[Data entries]
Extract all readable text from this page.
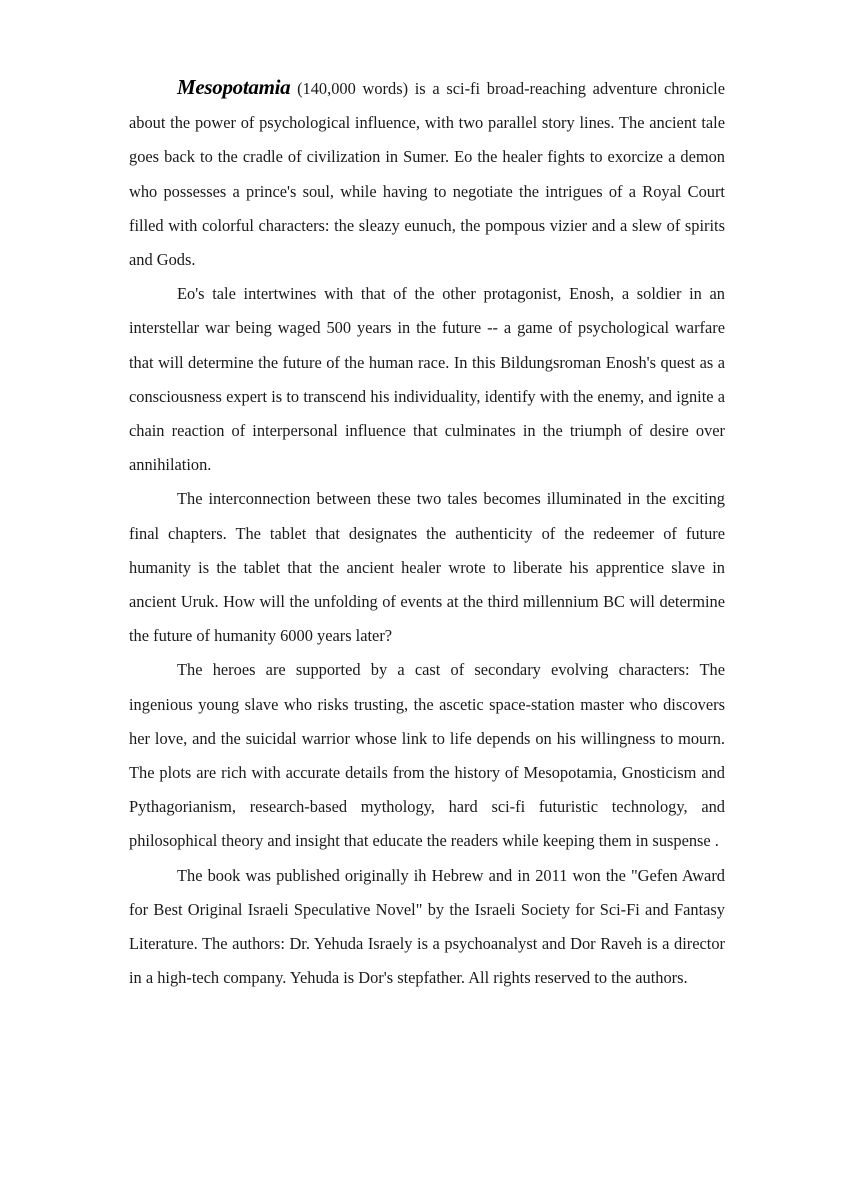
Mesopotamia (140,000 words) is a sci-fi broad-reaching adventure chronicle about the power of psychological influence, with two parallel story lines. The ancient tale goes back to the cradle of civilization in Sumer. Eo the healer fights to exorcize a demon who possesses a prince's soul, while having to negotiate the intrigues of a Royal Court filled with colorful characters: the sleazy eunuch, the pompous vizier and a slew of spirits and Gods.

Eo's tale intertwines with that of the other protagonist, Enosh, a soldier in an interstellar war being waged 500 years in the future -- a game of psychological warfare that will determine the future of the human race. In this Bildungsroman Enosh's quest as a consciousness expert is to transcend his individuality, identify with the enemy, and ignite a chain reaction of interpersonal influence that culminates in the triumph of desire over annihilation.

The interconnection between these two tales becomes illuminated in the exciting final chapters. The tablet that designates the authenticity of the redeemer of future humanity is the tablet that the ancient healer wrote to liberate his apprentice slave in ancient Uruk. How will the unfolding of events at the third millennium BC will determine the future of humanity 6000 years later?

The heroes are supported by a cast of secondary evolving characters: The ingenious young slave who risks trusting, the ascetic space-station master who discovers her love, and the suicidal warrior whose link to life depends on his willingness to mourn. The plots are rich with accurate details from the history of Mesopotamia, Gnosticism and Pythagorianism, research-based mythology, hard sci-fi futuristic technology, and philosophical theory and insight that educate the readers while keeping them in suspense .

The book was published originally ih Hebrew and in 2011 won the "Gefen Award for Best Original Israeli Speculative Novel" by the Israeli Society for Sci-Fi and Fantasy Literature. The authors: Dr. Yehuda Israely is a psychoanalyst and Dor Raveh is a director in a high-tech company. Yehuda is Dor's stepfather. All rights reserved to the authors.
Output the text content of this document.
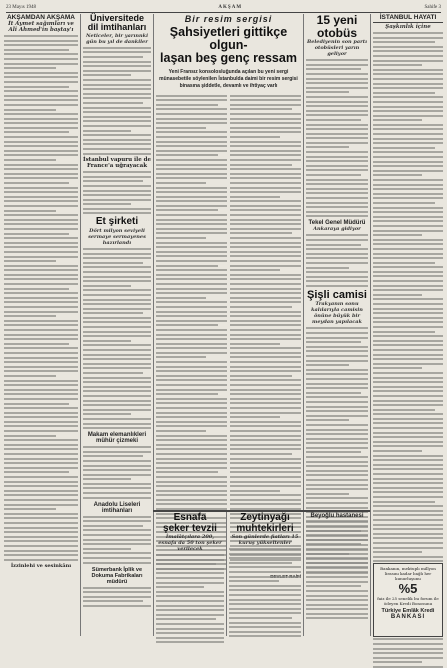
23 Mayıs 1948	AKŞAM	Sahife 3
AKŞAMDAN AKŞAMA
İt Aymet sağımları ve
Ali Ahmed'in baştaş'ı
İzzinlehi ve sesinkânı
Üniversitede
dil imtihanları
Neticeler, bir yarınnki gün bu yıl de dankiler
İstanbul vapuru ile de France'a uğrayacak
Et şirketi
Dört milyon seviyeli sermaye sermayenes hazırlandı
Makam elemanlıkleri
mühür çizmeki
Anadolu Liseleri
imtihanları
Sümerbank İplik ve
Dokuma Fabrikaları
müdürü
Bir resim sergisi
Şahsiyetleri gittikçe olgun-
laşan beş genç ressam
Yeni Fransız konsolosluğunda açılan bu yeni sergi münasebetile söylenilen İstanbulda daimi bir resim sergisi binasına şiddetle, devamlı ve ihtiyaç varlı
15 yeni
otobüs
Belediyenin son partı otobüsleri yarın geliyor
Tekel Genel Müdürü
Ankaraya gidiyor
Şişli camisi
Trakyanın sonu kalılarıyla camisin önüne büyük bir meydan yapılacak
Esnafa
şeker tevzii
İmalâtçılara 200, esnafa da 50 ton şeker verilecek
Zeytinyağı
muhtekirleri
Son günlerde fiatları 15 kuruş yükseltenler
Beyoğlu hastanesi
İSTANBUL HAYATI
Şaşkınlık içine
Bankanın, mektuplı millyon lirasını kadar bağlı her kunurluşunu
%5
faiz ile 25 senelik bu forum ile ödeyen Kredi Bonosunu
Türkiye Emlâk Kredi
BANKASI
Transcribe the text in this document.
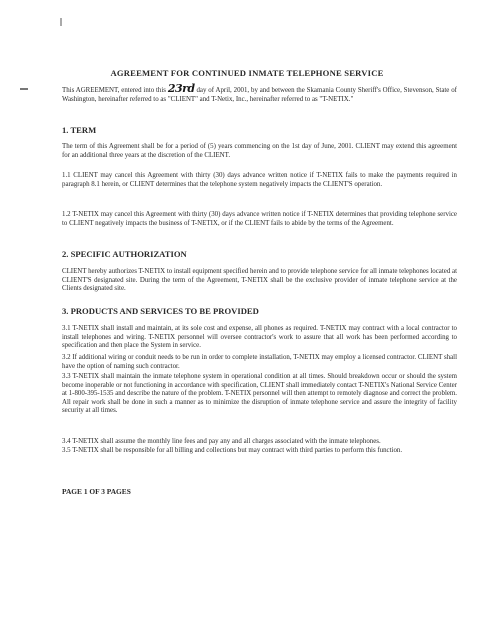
AGREEMENT FOR CONTINUED INMATE TELEPHONE SERVICE
This AGREEMENT, entered into this 23rd day of April, 2001, by and between the Skamania County Sheriff's Office, Stevenson, State of Washington, hereinafter referred to as "CLIENT" and T-Netix, Inc., hereinafter referred to as "T-NETIX."
1. TERM
The term of this Agreement shall be for a period of (5) years commencing on the 1st day of June, 2001. CLIENT may extend this agreement for an additional three years at the discretion of the CLIENT.
1.1 CLIENT may cancel this Agreement with thirty (30) days advance written notice if T-NETIX fails to make the payments required in paragraph 8.1 herein, or CLIENT determines that the telephone system negatively impacts the CLIENT'S operation.
1.2 T-NETIX may cancel this Agreement with thirty (30) days advance written notice if T-NETIX determines that providing telephone service to CLIENT negatively impacts the business of T-NETIX, or if the CLIENT fails to abide by the terms of the Agreement.
2. SPECIFIC AUTHORIZATION
CLIENT hereby authorizes T-NETIX to install equipment specified herein and to provide telephone service for all inmate telephones located at CLIENT'S designated site. During the term of the Agreement, T-NETIX shall be the exclusive provider of inmate telephone service at the Clients designated site.
3. PRODUCTS AND SERVICES TO BE PROVIDED
3.1 T-NETIX shall install and maintain, at its sole cost and expense, all phones as required. T-NETIX may contract with a local contractor to install telephones and wiring. T-NETIX personnel will oversee contractor's work to assure that all work has been performed according to specification and then place the System in service.
3.2 If additional wiring or conduit needs to be run in order to complete installation, T-NETIX may employ a licensed contractor. CLIENT shall have the option of naming such contractor.
3.3 T-NETIX shall maintain the inmate telephone system in operational condition at all times. Should breakdown occur or should the system become inoperable or not functioning in accordance with specification, CLIENT shall immediately contact T-NETIX's National Service Center at 1-800-395-1535 and describe the nature of the problem. T-NETIX personnel will then attempt to remotely diagnose and correct the problem. All repair work shall be done in such a manner as to minimize the disruption of inmate telephone service and assure the integrity of facility security at all times.
3.4 T-NETIX shall assume the monthly line fees and pay any and all charges associated with the inmate telephones.
3.5 T-NETIX shall be responsible for all billing and collections but may contract with third parties to perform this function.
PAGE 1 OF 3 PAGES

__Stated exercise__
The records shown above are to be repeated exactly, with the pictures left out.

__Output below__
Extract all readable text from this page.
Mesopotamia (140,000 words) is a sci-fi broad-reaching adventure chronicle about the power of psychological influence, with two parallel story lines. The ancient tale goes back to the cradle of civilization in Sumer. Eo the healer fights to exorcize a demon who possesses a prince's soul, while having to negotiate the intrigues of a Royal Court filled with colorful characters: the sleazy eunuch, the pompous vizier and a slew of spirits and Gods.

Eo's tale intertwines with that of the other protagonist, Enosh, a soldier in an interstellar war being waged 500 years in the future -- a game of psychological warfare that will determine the future of the human race. In this Bildungsroman Enosh's quest as a consciousness expert is to transcend his individuality, identify with the enemy, and ignite a chain reaction of interpersonal influence that culminates in the triumph of desire over annihilation.

The interconnection between these two tales becomes illuminated in the exciting final chapters. The tablet that designates the authenticity of the redeemer of future humanity is the tablet that the ancient healer wrote to liberate his apprentice slave in ancient Uruk. How will the unfolding of events at the third millennium BC will determine the future of humanity 6000 years later?

The heroes are supported by a cast of secondary evolving characters: The ingenious young slave who risks trusting, the ascetic space-station master who discovers her love, and the suicidal warrior whose link to life depends on his willingness to mourn. The plots are rich with accurate details from the history of Mesopotamia, Gnosticism and Pythagorianism, research-based mythology, hard sci-fi futuristic technology, and philosophical theory and insight that educate the readers while keeping them in suspense .

The book was published originally ih Hebrew and in 2011 won the "Gefen Award for Best Original Israeli Speculative Novel" by the Israeli Society for Sci-Fi and Fantasy Literature. The authors: Dr. Yehuda Israely is a psychoanalyst and Dor Raveh is a director in a high-tech company. Yehuda is Dor's stepfather. All rights reserved to the authors.
Output the text content of this document.
23 Mayıs 1948	AKŞAM	Sahife 3
AKŞAMDAN AKŞAMA
İt Aymet sağımları ve
Ali Ahmed'in baştaş'ı
İzzinlehi ve sesinkânı
Üniversitede
dil imtihanları
Neticeler, bir yarınnki gün bu yıl de dankiler
İstanbul vapuru ile de France'a uğrayacak
Et şirketi
Dört milyon seviyeli sermaye sermayenes hazırlandı
Makam elemanlıkleri
mühür çizmeki
Anadolu Liseleri
imtihanları
Sümerbank İplik ve
Dokuma Fabrikaları
müdürü
Bir resim sergisi
Şahsiyetleri gittikçe olgun-
laşan beş genç ressam
Yeni Fransız konsolosluğunda açılan bu yeni sergi münasebetile söylenilen İstanbulda daimi bir resim sergisi binasına şiddetle, devamlı ve ihtiyaç varlı
15 yeni
otobüs
Belediyenin son partı otobüsleri yarın geliyor
Tekel Genel Müdürü
Ankaraya gidiyor
Şişli camisi
Trakyanın sonu kalılarıyla camisin önüne büyük bir meydan yapılacak
Esnafa
şeker tevzii
İmalâtçılara 200, esnafa da 50 ton şeker verilecek
Zeytinyağı
muhtekirleri
Son günlerde fiatları 15 kuruş yükseltenler
Beyoğlu hastanesi
İSTANBUL HAYATI
Şaşkınlık içine
Bankanın, mektuplı millyon lirasını kadar bağlı her kunurluşunu
%5
faiz ile 25 senelik bu forum ile ödeyen Kredi Bonosunu
Türkiye Emlâk Kredi
BANKASI
Transcribe the text in this document.
AGREEMENT FOR CONTINUED INMATE TELEPHONE SERVICE
This AGREEMENT, entered into this 23rd day of April, 2001, by and between the Skamania County Sheriff's Office, Stevenson, State of Washington, hereinafter referred to as "CLIENT" and T-Netix, Inc., hereinafter referred to as "T-NETIX."
1. TERM
The term of this Agreement shall be for a period of (5) years commencing on the 1st day of June, 2001. CLIENT may extend this agreement for an additional three years at the discretion of the CLIENT.
1.1 CLIENT may cancel this Agreement with thirty (30) days advance written notice if T-NETIX fails to make the payments required in paragraph 8.1 herein, or CLIENT determines that the telephone system negatively impacts the CLIENT'S operation.
1.2 T-NETIX may cancel this Agreement with thirty (30) days advance written notice if T-NETIX determines that providing telephone service to CLIENT negatively impacts the business of T-NETIX, or if the CLIENT fails to abide by the terms of the Agreement.
2. SPECIFIC AUTHORIZATION
CLIENT hereby authorizes T-NETIX to install equipment specified herein and to provide telephone service for all inmate telephones located at CLIENT'S designated site. During the term of the Agreement, T-NETIX shall be the exclusive provider of inmate telephone service at the Clients designated site.
3. PRODUCTS AND SERVICES TO BE PROVIDED
3.1 T-NETIX shall install and maintain, at its sole cost and expense, all phones as required. T-NETIX may contract with a local contractor to install telephones and wiring. T-NETIX personnel will oversee contractor's work to assure that all work has been performed according to specification and then place the System in service.
3.2 If additional wiring or conduit needs to be run in order to complete installation, T-NETIX may employ a licensed contractor. CLIENT shall have the option of naming such contractor.
3.3 T-NETIX shall maintain the inmate telephone system in operational condition at all times. Should breakdown occur or should the system become inoperable or not functioning in accordance with specification, CLIENT shall immediately contact T-NETIX's National Service Center at 1-800-395-1535 and describe the nature of the problem. T-NETIX personnel will then attempt to remotely diagnose and correct the problem. All repair work shall be done in such a manner as to minimize the disruption of inmate telephone service and assure the integrity of facility security at all times.
3.4 T-NETIX shall assume the monthly line fees and pay any and all charges associated with the inmate telephones.
3.5 T-NETIX shall be responsible for all billing and collections but may contract with third parties to perform this function.
PAGE 1 OF 3 PAGES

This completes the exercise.